*Exercise goal*
Repeat the material below word for word and leave out all pictures.

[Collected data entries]
+++
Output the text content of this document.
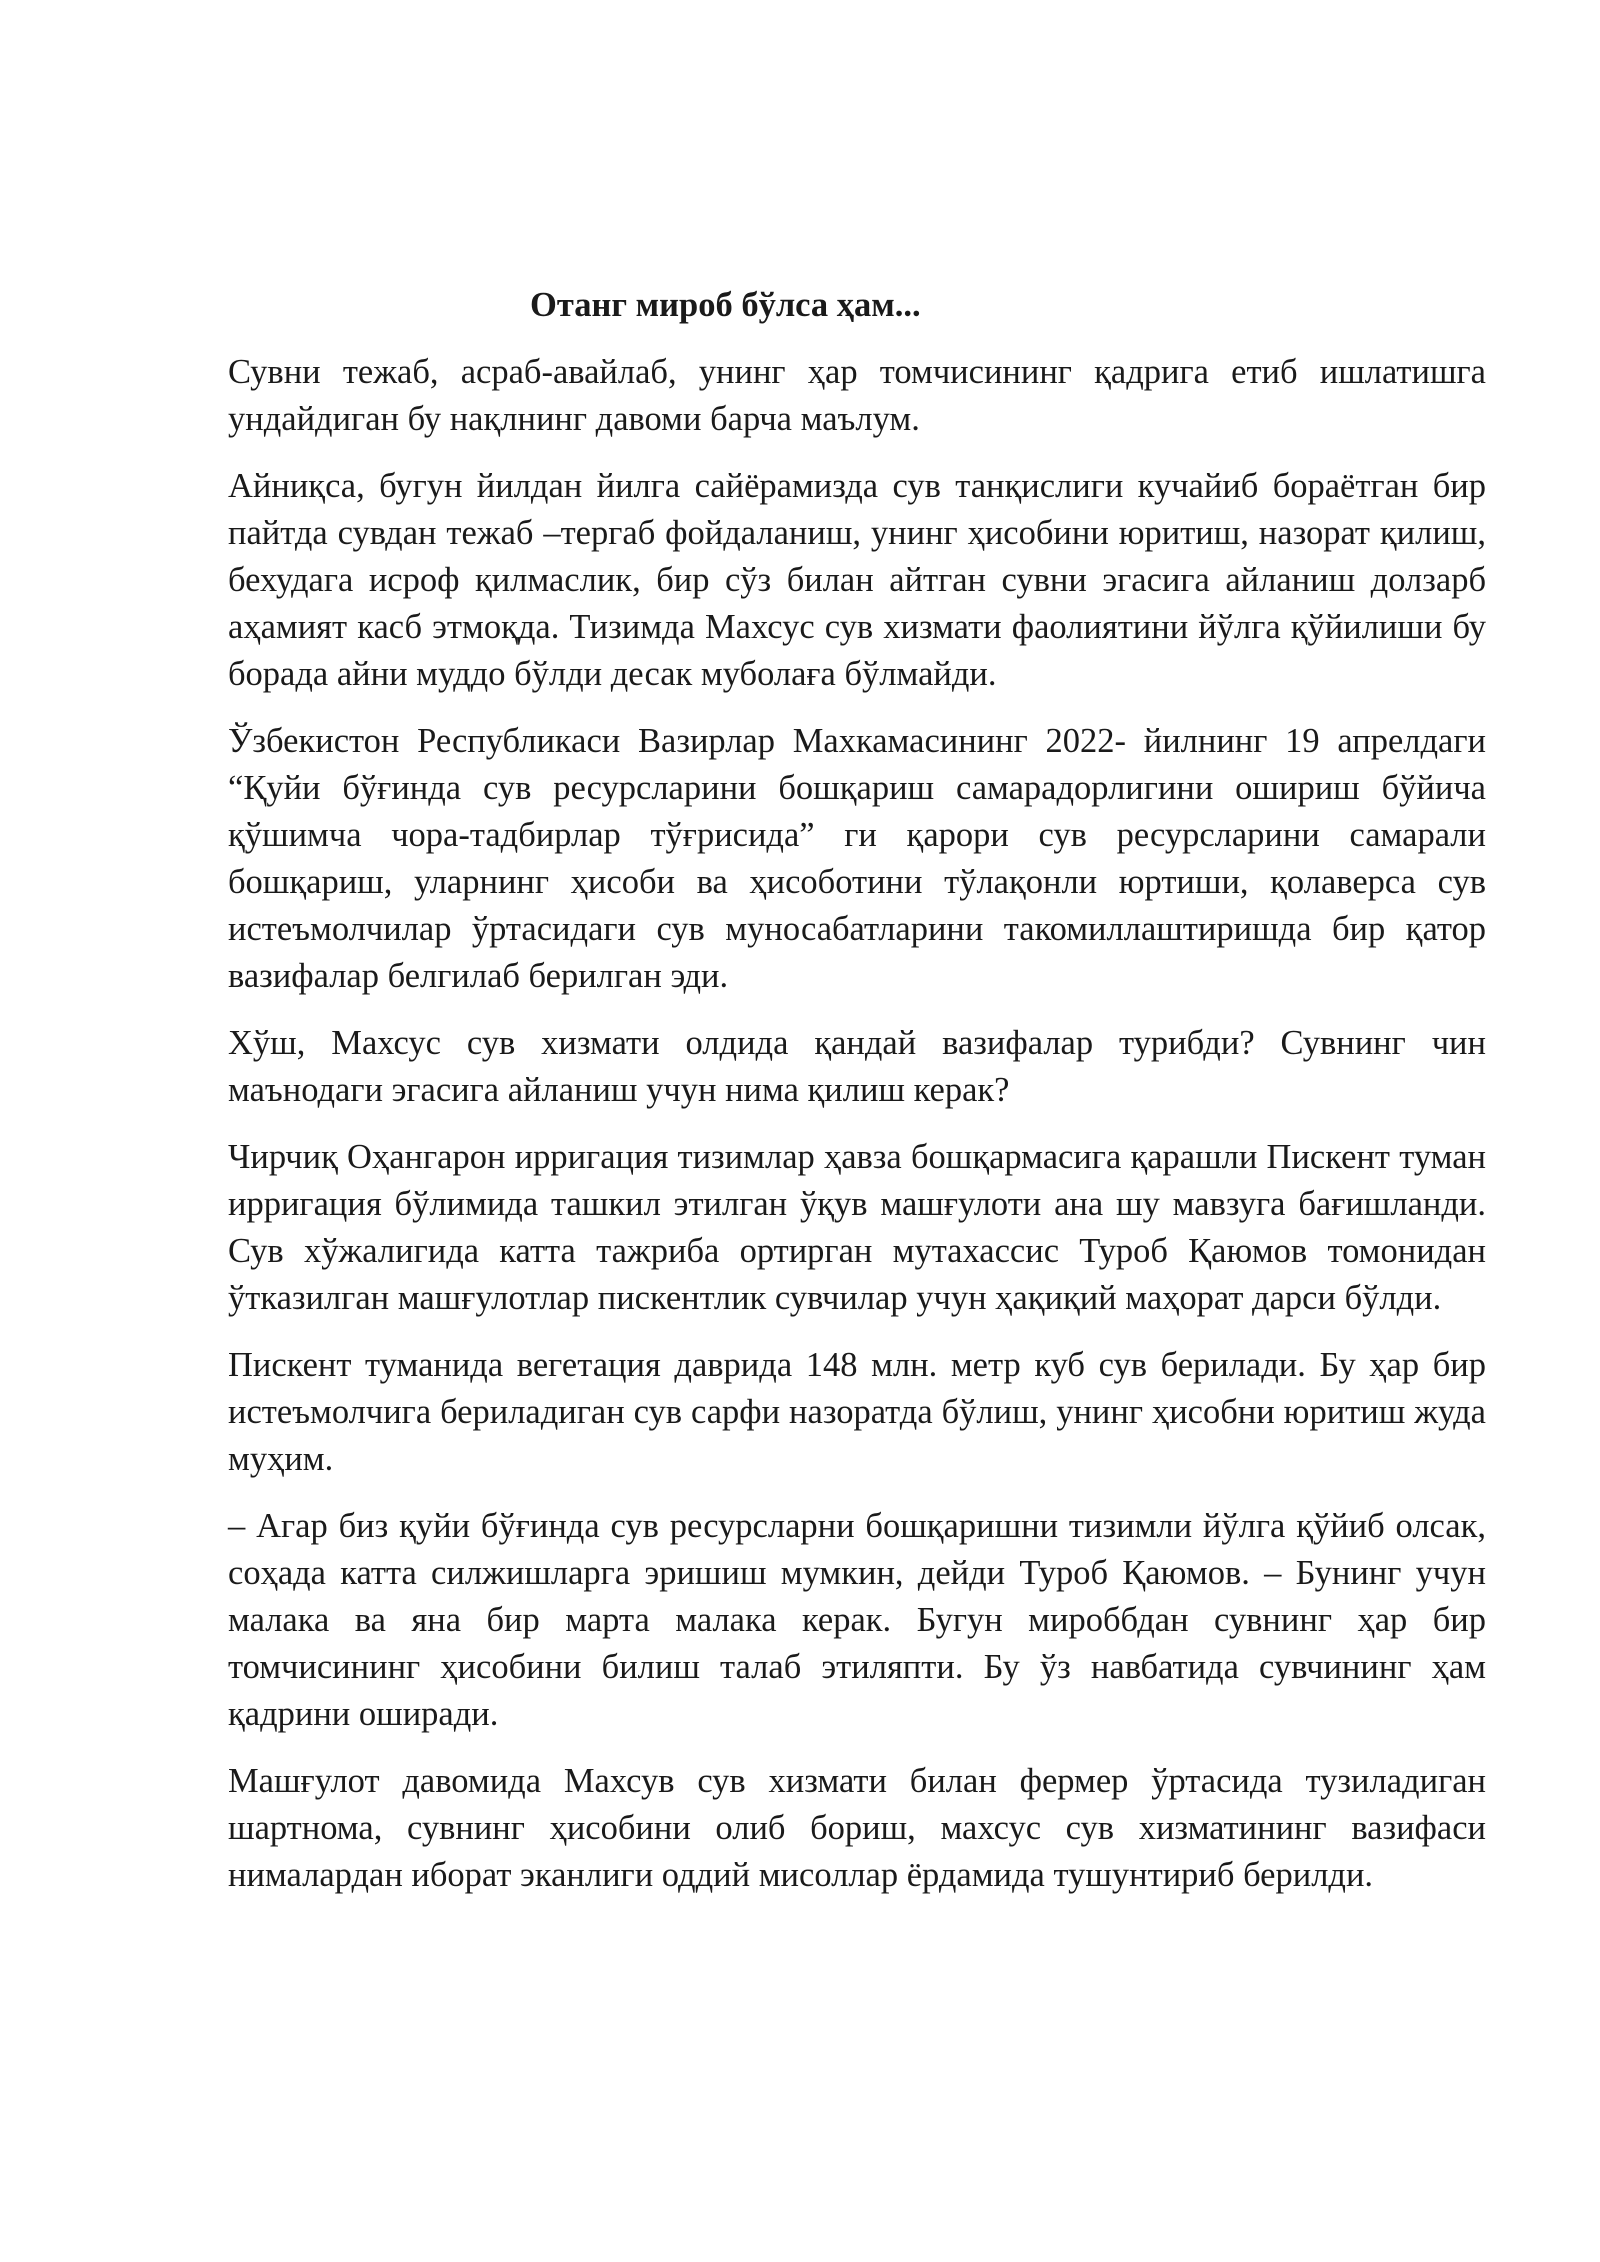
Отанг мироб бўлса ҳам...

Сувни тежаб, асраб-авайлаб, унинг ҳар томчисининг қадрига етиб ишлатишга ундайдиган бу нақлнинг давоми барча маълум.

Айниқса, бугун йилдан йилга сайёрамизда сув танқислиги кучайиб бораётган бир пайтда сувдан тежаб –тергаб фойдаланиш, унинг ҳисобини юритиш, назорат қилиш, бехудага исроф қилмаслик, бир сўз билан айтган сувни эгасига айланиш долзарб аҳамият касб этмоқда. Тизимда Махсус сув хизмати фаолиятини йўлга қўйилиши бу борада айни муддо бўлди десак муболаға бўлмайди.

Ўзбекистон Республикаси Вазирлар Махкамасининг 2022- йилнинг 19 апрелдаги “Қуйи бўғинда сув ресурсларини бошқариш самарадорлигини ошириш бўйича қўшимча чора-тадбирлар тўғрисида” ги қарори сув ресурсларини самарали бошқариш, уларнинг ҳисоби ва ҳисоботини тўлақонли юртиши, қолаверса сув истеъмолчилар ўртасидаги сув муносабатларини такомиллаштиришда бир қатор вазифалар белгилаб берилган эди.

Хўш, Махсус сув хизмати олдида қандай вазифалар турибди? Сувнинг чин маънодаги эгасига айланиш учун нима қилиш керак?

Чирчиқ Оҳангарон ирригация тизимлар ҳавза бошқармасига қарашли Пискент туман ирригация бўлимида ташкил этилган ўқув машғулоти ана шу мавзуга бағишланди. Сув хўжалигида катта тажриба ортирган мутахассис Туроб Қаюмов томонидан ўтказилган машғулотлар пискентлик сувчилар учун ҳақиқий маҳорат дарси бўлди.

Пискент туманида вегетация даврида 148 млн. метр куб сув берилади. Бу ҳар бир истеъмолчига бериладиган сув сарфи назоратда бўлиш, унинг ҳисобни юритиш жуда муҳим.

– Агар биз қуйи бўғинда сув ресурсларни бошқаришни тизимли йўлга қўйиб олсак, соҳада катта силжишларга эришиш мумкин, дейди Туроб Қаюмов. – Бунинг учун малака ва яна бир марта малака керак. Бугун мироббдан сувнинг ҳар бир томчисининг ҳисобини билиш талаб этиляпти. Бу ўз навбатида сувчининг ҳам қадрини оширади.

Машғулот давомида Махсув сув хизмати билан фермер ўртасида тузиладиган шартнома, сувнинг ҳисобини олиб бориш, махсус сув хизматининг вазифаси нималардан иборат эканлиги оддий мисоллар ёрдамида тушунтириб берилди.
+++
*Answer to the task*
Output the text content of this document.
Отанг мироб бўлса ҳам...

Сувни тежаб, асраб-авайлаб, унинг ҳар томчисининг қадрига етиб ишлатишга ундайдиган бу нақлнинг давоми барча маълум.

Айниқса, бугун йилдан йилга сайёрамизда сув танқислиги кучайиб бораётган бир пайтда сувдан тежаб –тергаб фойдаланиш, унинг ҳисобини юритиш, назорат қилиш, бехудага исроф қилмаслик, бир сўз билан айтган сувни эгасига айланиш долзарб аҳамият касб этмоқда. Тизимда Махсус сув хизмати фаолиятини йўлга қўйилиши бу борада айни муддо бўлди десак муболаға бўлмайди.

Ўзбекистон Республикаси Вазирлар Махкамасининг 2022- йилнинг 19 апрелдаги “Қуйи бўғинда сув ресурсларини бошқариш самарадорлигини ошириш бўйича қўшимча чора-тадбирлар тўғрисида” ги қарори сув ресурсларини самарали бошқариш, уларнинг ҳисоби ва ҳисоботини тўлақонли юртиши, қолаверса сув истеъмолчилар ўртасидаги сув муносабатларини такомиллаштиришда бир қатор вазифалар белгилаб берилган эди.

Хўш, Махсус сув хизмати олдида қандай вазифалар турибди? Сувнинг чин маънодаги эгасига айланиш учун нима қилиш керак?

Чирчиқ Оҳангарон ирригация тизимлар ҳавза бошқармасига қарашли Пискент туман ирригация бўлимида ташкил этилган ўқув машғулоти ана шу мавзуга бағишланди. Сув хўжалигида катта тажриба ортирган мутахассис Туроб Қаюмов томонидан ўтказилган машғулотлар пискентлик сувчилар учун ҳақиқий маҳорат дарси бўлди.

Пискент туманида вегетация даврида 148 млн. метр куб сув берилади. Бу ҳар бир истеъмолчига бериладиган сув сарфи назоратда бўлиш, унинг ҳисобни юритиш жуда муҳим.

– Агар биз қуйи бўғинда сув ресурсларни бошқаришни тизимли йўлга қўйиб олсак, соҳада катта силжишларга эришиш мумкин, дейди Туроб Қаюмов. – Бунинг учун малака ва яна бир марта малака керак. Бугун мироббдан сувнинг ҳар бир томчисининг ҳисобини билиш талаб этиляпти. Бу ўз навбатида сувчининг ҳам қадрини оширади.

Машғулот давомида Махсув сув хизмати билан фермер ўртасида тузиладиган шартнома, сувнинг ҳисобини олиб бориш, махсус сув хизматининг вазифаси нималардан иборат эканлиги оддий мисоллар ёрдамида тушунтириб берилди.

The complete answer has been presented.